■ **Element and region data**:
--
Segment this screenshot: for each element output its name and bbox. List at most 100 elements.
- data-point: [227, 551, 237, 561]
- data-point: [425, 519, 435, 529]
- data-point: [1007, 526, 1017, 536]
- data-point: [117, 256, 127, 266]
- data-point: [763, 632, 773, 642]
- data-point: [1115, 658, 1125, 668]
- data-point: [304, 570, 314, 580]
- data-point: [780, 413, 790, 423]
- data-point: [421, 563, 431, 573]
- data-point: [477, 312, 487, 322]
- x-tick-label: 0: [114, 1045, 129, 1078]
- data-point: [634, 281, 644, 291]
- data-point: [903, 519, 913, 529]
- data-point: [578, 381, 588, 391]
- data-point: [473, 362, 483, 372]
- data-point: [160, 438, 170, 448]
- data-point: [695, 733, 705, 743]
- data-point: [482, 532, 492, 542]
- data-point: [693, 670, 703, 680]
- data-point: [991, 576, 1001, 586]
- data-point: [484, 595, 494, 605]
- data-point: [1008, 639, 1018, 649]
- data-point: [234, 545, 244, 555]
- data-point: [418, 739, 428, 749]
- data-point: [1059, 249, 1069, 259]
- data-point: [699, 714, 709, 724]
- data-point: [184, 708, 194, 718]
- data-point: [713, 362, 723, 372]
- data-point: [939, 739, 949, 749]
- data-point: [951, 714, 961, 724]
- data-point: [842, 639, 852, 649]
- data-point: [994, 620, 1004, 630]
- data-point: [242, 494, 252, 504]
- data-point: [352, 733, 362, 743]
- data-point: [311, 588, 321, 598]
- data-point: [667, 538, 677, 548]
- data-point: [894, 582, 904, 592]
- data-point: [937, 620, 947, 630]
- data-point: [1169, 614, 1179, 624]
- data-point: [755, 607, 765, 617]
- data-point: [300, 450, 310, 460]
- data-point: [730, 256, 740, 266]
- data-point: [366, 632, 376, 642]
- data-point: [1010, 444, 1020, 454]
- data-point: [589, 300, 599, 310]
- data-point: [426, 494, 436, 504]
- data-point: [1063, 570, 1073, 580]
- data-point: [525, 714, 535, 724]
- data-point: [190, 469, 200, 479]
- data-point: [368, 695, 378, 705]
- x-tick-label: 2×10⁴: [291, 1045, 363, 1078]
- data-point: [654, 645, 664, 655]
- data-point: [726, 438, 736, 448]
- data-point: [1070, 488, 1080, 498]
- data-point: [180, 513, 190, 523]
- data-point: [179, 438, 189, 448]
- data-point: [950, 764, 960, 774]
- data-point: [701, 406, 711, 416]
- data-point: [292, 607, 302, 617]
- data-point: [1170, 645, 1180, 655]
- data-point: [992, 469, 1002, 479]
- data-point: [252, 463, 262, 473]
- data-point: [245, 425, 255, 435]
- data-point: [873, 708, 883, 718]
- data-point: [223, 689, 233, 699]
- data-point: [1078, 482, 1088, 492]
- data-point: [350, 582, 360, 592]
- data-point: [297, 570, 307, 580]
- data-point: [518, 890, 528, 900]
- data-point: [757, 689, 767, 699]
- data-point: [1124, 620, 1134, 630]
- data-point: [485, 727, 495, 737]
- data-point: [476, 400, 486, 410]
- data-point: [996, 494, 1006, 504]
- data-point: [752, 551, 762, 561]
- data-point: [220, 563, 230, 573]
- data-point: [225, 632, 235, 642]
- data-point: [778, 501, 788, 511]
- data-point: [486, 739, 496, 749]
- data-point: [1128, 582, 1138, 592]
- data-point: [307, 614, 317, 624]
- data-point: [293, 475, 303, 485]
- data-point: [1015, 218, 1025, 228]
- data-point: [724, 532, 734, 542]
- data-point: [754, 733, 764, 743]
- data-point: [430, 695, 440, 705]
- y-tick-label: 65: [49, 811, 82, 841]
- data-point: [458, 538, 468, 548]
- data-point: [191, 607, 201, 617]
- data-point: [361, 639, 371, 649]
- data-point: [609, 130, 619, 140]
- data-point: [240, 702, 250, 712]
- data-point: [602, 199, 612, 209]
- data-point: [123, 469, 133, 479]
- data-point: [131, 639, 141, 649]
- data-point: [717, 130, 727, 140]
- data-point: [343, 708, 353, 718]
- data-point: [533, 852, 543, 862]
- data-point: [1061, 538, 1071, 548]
--
■ **SET PROBLEM**: List every line of the listing above that contains the string "label", matching case exactly.

■ **THE OUTPUT**:
- x-tick-label: 0: [114, 1045, 129, 1078]
- x-tick-label: 2×10⁴: [291, 1045, 363, 1078]
- y-tick-label: 65: [49, 811, 82, 841]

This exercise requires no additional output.